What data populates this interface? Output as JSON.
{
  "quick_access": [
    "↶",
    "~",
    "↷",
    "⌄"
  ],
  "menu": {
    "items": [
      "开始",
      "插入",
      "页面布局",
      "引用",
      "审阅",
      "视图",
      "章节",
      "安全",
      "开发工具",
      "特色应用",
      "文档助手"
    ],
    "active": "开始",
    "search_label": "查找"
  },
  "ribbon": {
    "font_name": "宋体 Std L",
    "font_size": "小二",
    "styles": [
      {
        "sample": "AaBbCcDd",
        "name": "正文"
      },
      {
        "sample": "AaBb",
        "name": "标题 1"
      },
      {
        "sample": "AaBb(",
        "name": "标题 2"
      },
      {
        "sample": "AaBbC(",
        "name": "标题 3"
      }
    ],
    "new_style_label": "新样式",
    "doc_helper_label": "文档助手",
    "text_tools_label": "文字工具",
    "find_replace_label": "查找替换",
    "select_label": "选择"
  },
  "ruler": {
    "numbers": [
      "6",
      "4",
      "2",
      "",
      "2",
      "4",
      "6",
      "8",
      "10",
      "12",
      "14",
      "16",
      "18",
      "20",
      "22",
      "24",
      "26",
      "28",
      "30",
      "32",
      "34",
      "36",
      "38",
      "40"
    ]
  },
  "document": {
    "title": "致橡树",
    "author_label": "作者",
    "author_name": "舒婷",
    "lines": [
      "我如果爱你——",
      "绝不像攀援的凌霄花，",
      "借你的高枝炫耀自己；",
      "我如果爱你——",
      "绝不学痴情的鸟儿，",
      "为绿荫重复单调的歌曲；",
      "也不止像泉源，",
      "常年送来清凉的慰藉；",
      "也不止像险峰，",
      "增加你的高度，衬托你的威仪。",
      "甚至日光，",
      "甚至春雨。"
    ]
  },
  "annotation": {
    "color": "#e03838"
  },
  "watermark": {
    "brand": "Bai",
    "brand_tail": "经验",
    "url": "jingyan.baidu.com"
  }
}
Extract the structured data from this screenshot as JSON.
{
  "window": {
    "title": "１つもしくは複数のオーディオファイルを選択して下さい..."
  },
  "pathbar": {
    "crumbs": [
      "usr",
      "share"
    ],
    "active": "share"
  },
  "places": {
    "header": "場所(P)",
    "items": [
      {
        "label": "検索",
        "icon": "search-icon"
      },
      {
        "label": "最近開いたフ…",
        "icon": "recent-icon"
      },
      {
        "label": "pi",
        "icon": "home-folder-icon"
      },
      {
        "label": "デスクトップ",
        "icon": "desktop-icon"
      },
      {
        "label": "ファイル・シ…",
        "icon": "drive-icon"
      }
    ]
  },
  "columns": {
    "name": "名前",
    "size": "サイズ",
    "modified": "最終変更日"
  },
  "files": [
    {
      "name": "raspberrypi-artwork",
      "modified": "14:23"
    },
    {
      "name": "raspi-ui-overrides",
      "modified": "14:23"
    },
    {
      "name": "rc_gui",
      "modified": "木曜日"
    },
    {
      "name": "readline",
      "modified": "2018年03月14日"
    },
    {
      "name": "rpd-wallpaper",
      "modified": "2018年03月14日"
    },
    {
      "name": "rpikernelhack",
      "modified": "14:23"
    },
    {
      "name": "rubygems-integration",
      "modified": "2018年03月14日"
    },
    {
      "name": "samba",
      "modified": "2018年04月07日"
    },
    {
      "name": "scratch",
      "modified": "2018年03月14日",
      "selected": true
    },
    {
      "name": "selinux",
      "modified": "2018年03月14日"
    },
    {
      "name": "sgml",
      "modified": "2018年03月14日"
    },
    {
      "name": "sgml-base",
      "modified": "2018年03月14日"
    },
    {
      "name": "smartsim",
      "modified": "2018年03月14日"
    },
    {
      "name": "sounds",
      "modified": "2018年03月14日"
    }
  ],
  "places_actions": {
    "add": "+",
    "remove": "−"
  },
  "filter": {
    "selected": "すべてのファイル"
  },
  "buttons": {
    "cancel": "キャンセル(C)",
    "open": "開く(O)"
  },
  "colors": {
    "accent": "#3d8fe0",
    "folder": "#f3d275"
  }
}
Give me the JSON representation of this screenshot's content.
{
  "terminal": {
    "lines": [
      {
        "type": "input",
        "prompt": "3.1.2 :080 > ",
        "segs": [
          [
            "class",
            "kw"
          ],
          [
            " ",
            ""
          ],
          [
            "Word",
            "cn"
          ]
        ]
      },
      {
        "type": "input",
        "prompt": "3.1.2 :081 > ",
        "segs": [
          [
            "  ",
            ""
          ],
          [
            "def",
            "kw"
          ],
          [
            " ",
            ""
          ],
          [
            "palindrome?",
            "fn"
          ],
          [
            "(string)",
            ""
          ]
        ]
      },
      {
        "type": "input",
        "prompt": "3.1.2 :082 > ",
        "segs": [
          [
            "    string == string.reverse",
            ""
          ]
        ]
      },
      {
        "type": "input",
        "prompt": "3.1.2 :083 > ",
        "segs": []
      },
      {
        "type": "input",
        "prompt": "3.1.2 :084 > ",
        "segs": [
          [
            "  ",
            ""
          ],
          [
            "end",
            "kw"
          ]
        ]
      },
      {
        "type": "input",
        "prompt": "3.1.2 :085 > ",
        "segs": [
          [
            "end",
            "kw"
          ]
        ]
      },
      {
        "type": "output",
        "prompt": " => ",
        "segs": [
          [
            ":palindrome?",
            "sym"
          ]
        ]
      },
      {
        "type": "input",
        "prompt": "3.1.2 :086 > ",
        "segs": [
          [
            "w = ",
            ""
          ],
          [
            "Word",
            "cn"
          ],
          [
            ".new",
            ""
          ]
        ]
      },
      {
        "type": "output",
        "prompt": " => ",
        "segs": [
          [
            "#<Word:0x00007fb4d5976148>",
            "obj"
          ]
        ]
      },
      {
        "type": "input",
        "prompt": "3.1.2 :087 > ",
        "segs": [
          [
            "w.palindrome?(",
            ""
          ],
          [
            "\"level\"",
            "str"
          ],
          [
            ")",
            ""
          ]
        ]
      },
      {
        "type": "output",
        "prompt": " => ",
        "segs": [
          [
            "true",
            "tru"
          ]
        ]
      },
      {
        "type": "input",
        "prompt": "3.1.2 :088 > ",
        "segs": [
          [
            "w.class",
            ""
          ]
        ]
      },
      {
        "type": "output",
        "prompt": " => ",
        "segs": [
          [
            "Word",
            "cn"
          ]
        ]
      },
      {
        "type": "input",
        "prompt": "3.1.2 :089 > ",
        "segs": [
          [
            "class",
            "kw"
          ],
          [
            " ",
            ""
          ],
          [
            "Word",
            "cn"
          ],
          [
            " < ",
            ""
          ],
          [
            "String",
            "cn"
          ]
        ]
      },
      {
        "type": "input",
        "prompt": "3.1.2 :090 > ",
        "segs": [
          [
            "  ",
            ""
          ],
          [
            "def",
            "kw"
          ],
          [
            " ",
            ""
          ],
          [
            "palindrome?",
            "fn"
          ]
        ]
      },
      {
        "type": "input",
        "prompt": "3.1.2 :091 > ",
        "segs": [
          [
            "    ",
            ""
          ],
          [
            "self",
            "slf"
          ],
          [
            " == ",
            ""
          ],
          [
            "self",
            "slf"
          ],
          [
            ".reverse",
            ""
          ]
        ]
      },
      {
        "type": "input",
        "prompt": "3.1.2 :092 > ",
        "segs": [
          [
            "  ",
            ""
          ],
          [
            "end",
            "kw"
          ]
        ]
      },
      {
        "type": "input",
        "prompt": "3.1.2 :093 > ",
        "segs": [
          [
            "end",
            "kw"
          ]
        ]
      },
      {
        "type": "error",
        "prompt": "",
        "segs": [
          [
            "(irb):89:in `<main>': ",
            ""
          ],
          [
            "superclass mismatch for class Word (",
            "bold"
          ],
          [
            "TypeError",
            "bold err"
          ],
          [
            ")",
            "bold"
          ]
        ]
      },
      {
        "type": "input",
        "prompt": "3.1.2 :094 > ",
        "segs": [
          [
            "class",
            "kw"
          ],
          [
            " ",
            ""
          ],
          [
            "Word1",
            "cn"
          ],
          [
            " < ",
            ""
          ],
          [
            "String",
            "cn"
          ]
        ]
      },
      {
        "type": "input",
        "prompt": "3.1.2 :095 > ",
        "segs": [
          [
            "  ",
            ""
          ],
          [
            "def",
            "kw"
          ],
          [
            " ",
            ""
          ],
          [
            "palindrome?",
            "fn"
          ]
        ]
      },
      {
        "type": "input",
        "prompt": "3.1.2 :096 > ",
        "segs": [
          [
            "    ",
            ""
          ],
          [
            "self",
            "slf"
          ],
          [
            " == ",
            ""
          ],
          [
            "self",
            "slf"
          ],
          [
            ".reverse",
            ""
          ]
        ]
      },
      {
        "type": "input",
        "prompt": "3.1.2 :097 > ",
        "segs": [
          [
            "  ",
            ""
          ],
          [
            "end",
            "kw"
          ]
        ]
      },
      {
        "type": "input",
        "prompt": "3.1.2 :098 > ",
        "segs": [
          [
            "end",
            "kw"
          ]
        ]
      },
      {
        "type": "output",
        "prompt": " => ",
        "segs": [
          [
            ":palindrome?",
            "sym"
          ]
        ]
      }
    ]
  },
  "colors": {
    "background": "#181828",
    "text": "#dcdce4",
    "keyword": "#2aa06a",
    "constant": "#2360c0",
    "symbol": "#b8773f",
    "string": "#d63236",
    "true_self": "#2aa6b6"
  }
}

### TASK DESCRIPTION
Select every line of the material above holding the word "folder" and copy it.

### THE SOLUTION
        "icon": "home-folder-icon"
    "folder": "#f3d275"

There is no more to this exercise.